[Data records]

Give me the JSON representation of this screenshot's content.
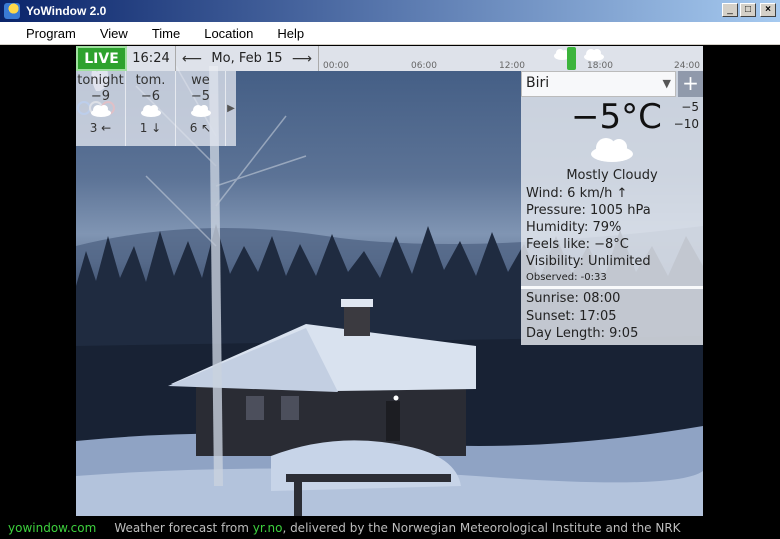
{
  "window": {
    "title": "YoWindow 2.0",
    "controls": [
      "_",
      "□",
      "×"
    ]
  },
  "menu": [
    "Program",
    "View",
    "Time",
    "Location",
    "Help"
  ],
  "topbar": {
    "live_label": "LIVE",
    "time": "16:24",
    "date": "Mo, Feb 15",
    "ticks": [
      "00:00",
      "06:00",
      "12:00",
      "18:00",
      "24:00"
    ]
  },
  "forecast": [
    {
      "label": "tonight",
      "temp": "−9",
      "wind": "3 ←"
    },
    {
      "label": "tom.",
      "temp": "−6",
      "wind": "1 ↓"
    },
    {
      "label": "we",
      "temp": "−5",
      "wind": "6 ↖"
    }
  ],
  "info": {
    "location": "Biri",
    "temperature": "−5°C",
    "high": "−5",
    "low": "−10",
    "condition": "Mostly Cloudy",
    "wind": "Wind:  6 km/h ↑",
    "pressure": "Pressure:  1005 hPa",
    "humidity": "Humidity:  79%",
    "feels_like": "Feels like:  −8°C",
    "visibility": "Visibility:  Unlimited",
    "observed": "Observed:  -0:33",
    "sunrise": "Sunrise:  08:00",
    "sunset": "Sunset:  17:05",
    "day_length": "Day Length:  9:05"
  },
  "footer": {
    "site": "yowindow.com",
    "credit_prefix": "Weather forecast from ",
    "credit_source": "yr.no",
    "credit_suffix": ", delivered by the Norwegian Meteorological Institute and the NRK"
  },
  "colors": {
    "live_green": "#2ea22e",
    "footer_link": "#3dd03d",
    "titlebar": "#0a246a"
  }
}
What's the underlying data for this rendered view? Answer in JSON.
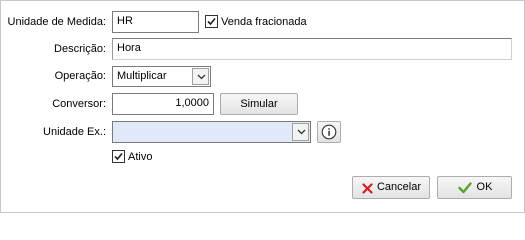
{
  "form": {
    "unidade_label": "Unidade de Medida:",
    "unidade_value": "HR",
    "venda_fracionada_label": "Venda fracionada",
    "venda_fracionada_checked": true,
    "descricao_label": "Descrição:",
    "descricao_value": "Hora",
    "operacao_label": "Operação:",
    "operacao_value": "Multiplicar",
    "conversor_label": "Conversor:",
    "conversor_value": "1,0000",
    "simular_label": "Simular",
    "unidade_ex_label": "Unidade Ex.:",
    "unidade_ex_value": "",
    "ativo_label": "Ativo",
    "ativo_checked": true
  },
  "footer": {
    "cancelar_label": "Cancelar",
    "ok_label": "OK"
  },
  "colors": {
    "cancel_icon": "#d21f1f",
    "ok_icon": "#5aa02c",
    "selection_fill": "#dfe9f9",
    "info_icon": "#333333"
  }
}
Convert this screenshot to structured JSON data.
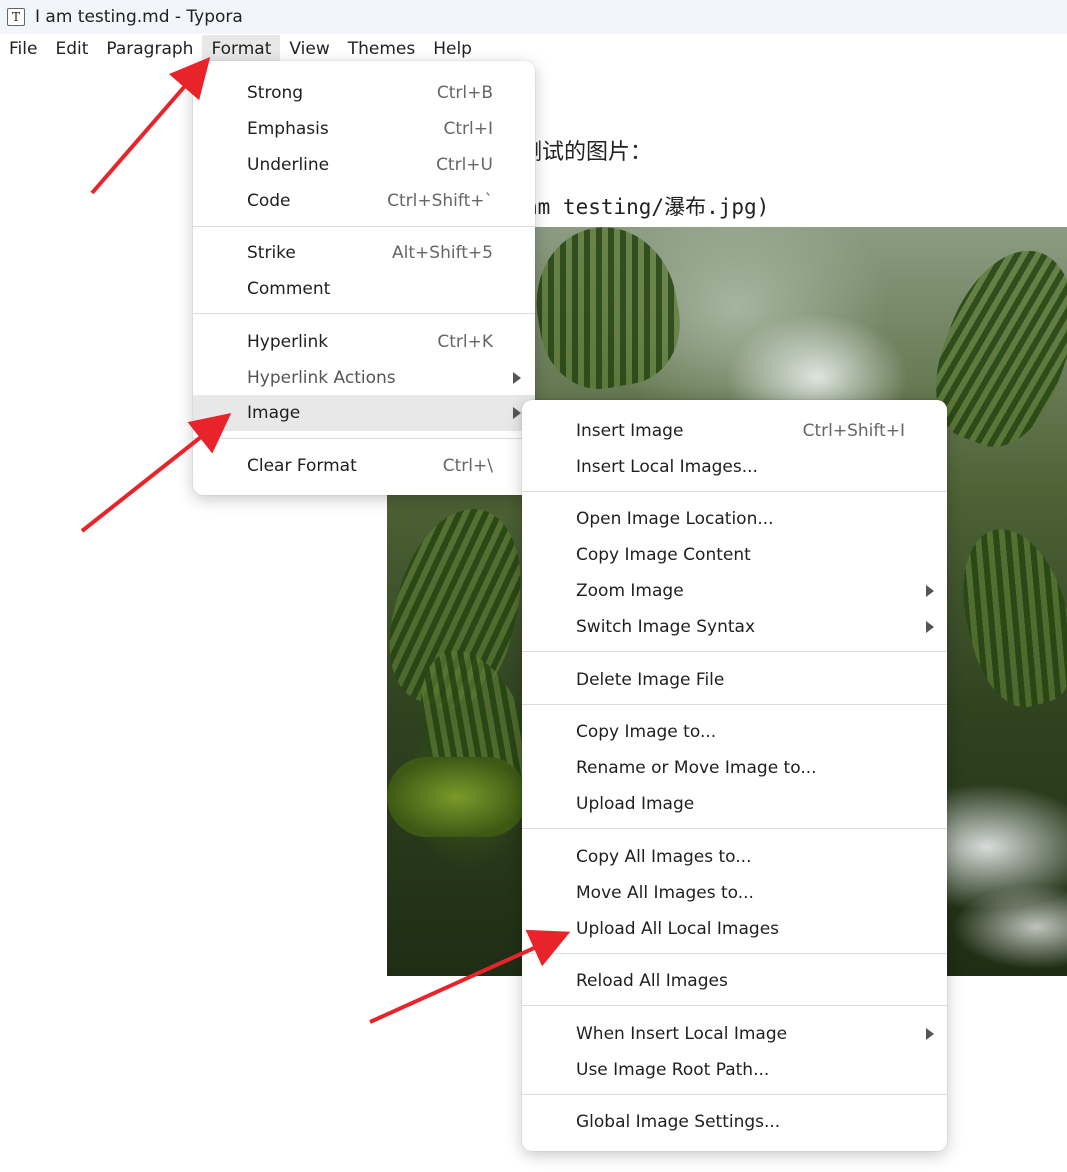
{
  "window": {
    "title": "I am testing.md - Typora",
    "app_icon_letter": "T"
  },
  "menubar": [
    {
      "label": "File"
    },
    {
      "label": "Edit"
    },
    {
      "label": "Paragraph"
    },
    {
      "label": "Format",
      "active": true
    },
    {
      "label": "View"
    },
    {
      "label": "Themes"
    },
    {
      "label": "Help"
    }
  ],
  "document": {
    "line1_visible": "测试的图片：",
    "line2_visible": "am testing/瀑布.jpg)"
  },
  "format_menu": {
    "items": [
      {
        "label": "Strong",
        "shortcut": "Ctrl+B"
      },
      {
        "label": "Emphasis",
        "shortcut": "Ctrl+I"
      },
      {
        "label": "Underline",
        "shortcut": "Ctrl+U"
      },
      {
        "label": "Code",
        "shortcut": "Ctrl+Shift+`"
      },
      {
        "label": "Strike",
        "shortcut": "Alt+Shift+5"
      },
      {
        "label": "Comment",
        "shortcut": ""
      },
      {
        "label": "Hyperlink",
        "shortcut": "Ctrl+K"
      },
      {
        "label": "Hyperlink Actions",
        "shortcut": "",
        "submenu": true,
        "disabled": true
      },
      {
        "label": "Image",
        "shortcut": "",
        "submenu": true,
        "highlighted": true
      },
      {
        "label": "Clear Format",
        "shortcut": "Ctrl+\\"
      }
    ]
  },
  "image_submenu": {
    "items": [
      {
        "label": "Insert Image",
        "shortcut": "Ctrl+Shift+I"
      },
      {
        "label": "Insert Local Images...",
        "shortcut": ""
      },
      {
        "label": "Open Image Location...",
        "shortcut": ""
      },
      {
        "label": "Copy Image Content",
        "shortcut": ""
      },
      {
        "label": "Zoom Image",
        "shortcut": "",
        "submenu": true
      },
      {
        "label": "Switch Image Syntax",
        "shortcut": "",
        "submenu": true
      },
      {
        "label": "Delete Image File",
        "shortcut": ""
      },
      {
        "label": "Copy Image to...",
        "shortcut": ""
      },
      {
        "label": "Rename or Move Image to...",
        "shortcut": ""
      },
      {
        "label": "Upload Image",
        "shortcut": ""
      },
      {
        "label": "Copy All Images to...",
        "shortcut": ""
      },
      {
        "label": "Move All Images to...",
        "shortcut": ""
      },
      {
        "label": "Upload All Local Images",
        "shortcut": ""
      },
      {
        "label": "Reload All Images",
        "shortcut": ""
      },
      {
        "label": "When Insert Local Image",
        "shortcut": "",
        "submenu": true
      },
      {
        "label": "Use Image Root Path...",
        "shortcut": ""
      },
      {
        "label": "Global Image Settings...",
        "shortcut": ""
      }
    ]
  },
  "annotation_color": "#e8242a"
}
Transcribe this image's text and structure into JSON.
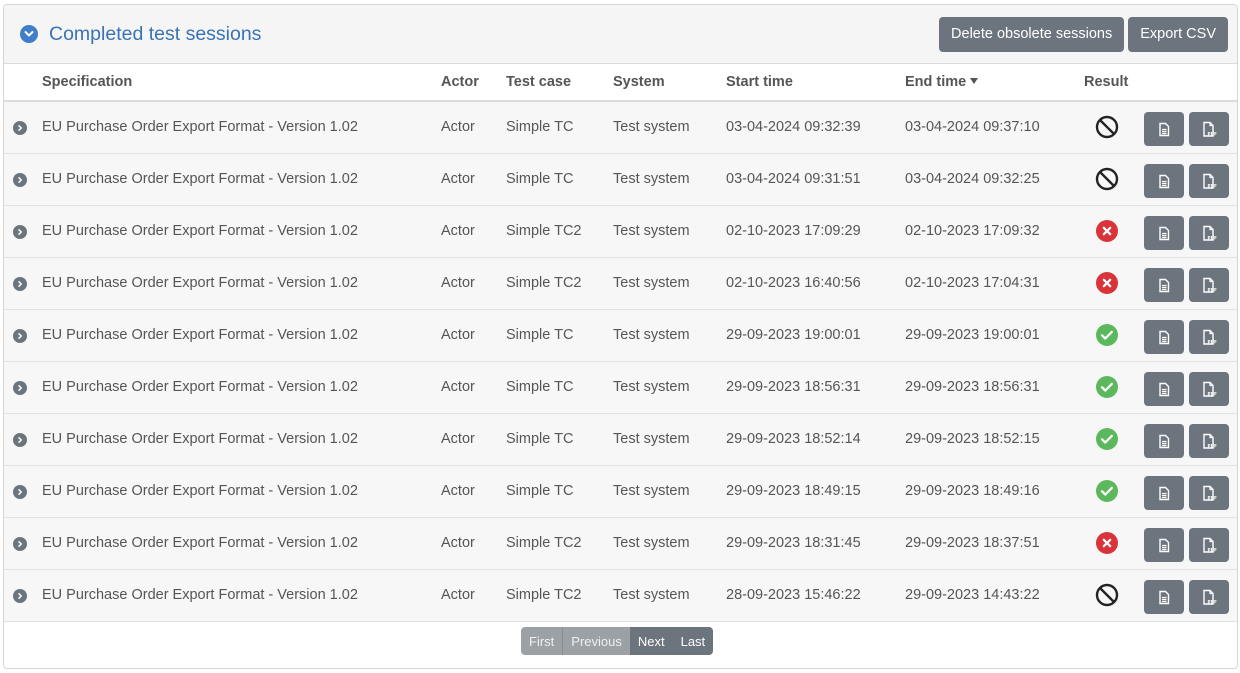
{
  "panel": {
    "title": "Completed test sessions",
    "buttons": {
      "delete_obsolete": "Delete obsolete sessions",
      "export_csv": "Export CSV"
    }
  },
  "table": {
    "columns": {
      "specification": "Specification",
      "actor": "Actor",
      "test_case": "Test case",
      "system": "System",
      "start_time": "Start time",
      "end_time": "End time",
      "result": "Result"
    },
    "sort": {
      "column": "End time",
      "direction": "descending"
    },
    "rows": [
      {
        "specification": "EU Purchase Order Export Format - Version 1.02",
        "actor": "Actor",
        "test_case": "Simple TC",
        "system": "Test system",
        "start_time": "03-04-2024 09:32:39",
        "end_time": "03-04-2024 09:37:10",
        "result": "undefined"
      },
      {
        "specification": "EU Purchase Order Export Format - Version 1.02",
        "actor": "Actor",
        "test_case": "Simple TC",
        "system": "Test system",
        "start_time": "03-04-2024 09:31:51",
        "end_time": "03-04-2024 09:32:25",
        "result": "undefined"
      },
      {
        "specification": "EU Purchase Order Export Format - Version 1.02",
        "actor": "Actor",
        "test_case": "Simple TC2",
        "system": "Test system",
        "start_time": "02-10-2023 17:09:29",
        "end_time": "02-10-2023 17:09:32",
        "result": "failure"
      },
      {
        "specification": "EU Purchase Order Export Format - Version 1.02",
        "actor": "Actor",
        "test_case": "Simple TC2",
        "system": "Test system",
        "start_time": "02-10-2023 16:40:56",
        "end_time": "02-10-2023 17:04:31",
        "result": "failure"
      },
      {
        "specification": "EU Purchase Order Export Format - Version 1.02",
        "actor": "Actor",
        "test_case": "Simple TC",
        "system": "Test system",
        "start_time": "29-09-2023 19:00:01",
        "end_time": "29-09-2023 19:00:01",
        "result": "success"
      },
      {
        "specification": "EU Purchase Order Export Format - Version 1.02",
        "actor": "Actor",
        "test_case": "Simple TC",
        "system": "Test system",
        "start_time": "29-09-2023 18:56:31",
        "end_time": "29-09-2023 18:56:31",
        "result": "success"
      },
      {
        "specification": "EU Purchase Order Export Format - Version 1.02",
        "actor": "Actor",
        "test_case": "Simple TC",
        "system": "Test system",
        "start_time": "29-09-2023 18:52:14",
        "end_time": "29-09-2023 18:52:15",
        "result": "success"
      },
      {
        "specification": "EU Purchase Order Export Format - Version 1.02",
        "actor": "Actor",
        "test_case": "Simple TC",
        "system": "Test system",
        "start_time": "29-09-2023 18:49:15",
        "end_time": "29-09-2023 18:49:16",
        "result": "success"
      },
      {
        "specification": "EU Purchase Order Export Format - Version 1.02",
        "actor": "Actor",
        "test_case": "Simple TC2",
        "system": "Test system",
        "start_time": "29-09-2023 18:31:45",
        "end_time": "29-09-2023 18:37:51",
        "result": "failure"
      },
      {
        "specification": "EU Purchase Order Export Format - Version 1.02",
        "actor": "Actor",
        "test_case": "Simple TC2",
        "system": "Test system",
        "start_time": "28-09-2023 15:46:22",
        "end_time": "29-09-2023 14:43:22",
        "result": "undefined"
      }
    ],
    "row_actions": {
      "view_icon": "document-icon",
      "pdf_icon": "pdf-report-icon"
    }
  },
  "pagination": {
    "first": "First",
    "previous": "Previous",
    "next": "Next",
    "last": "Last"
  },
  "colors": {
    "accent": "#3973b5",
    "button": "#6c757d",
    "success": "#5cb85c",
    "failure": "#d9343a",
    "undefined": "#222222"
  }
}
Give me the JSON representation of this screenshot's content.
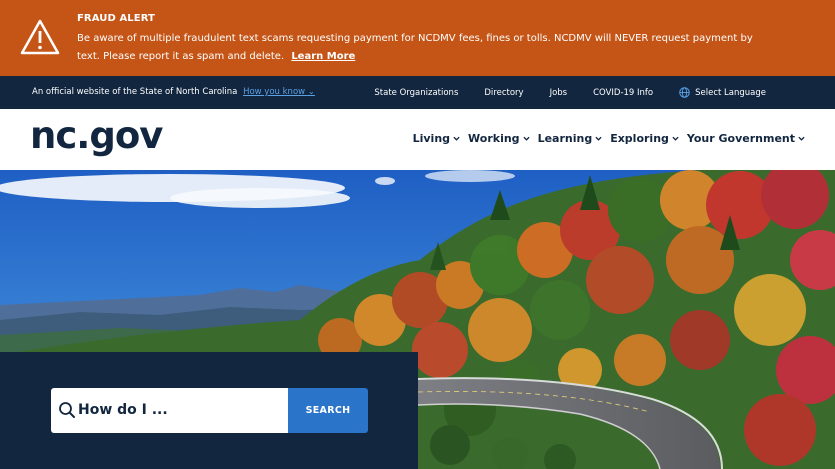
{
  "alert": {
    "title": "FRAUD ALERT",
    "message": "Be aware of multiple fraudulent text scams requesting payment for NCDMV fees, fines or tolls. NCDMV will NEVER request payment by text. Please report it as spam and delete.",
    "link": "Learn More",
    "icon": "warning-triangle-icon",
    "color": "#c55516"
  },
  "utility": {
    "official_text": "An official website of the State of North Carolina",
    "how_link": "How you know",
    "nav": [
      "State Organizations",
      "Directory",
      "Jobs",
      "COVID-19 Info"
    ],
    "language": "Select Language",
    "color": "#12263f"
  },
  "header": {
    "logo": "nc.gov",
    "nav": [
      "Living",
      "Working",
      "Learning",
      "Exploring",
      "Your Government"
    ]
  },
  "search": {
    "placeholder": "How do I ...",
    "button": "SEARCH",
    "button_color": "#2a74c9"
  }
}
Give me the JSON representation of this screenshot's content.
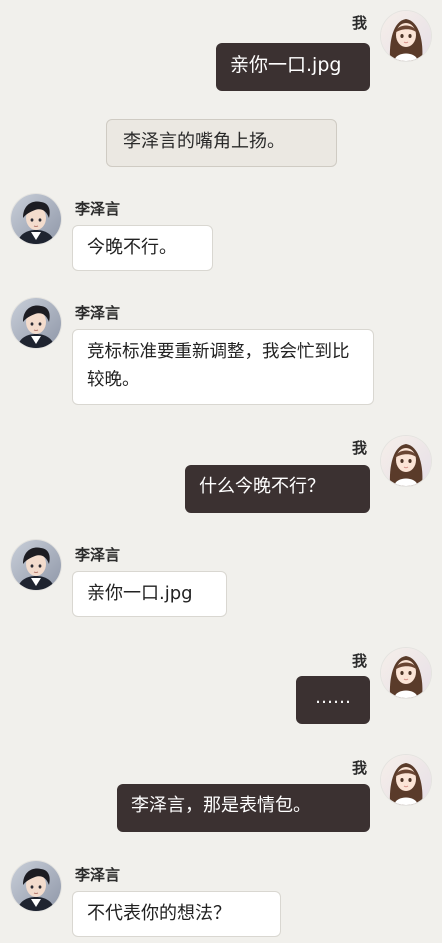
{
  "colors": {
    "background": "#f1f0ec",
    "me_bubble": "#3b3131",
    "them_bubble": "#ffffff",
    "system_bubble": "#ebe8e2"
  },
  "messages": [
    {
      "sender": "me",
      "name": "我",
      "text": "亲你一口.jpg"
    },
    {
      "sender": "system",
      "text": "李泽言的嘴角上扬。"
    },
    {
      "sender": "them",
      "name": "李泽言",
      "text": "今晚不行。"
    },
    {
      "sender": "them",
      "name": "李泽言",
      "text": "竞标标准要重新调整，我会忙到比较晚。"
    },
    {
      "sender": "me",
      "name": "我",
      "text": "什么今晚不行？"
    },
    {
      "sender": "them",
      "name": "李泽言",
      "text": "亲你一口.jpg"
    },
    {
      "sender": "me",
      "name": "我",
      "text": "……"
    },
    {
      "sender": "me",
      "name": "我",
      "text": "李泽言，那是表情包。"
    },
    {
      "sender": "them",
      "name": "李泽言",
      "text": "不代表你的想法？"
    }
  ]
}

→ Given request: Which lines hold the word "Upload"? Copy every one of them.

→ Response for this exercise:
        "label": "Upload Image",
        "label": "Upload All Local Images",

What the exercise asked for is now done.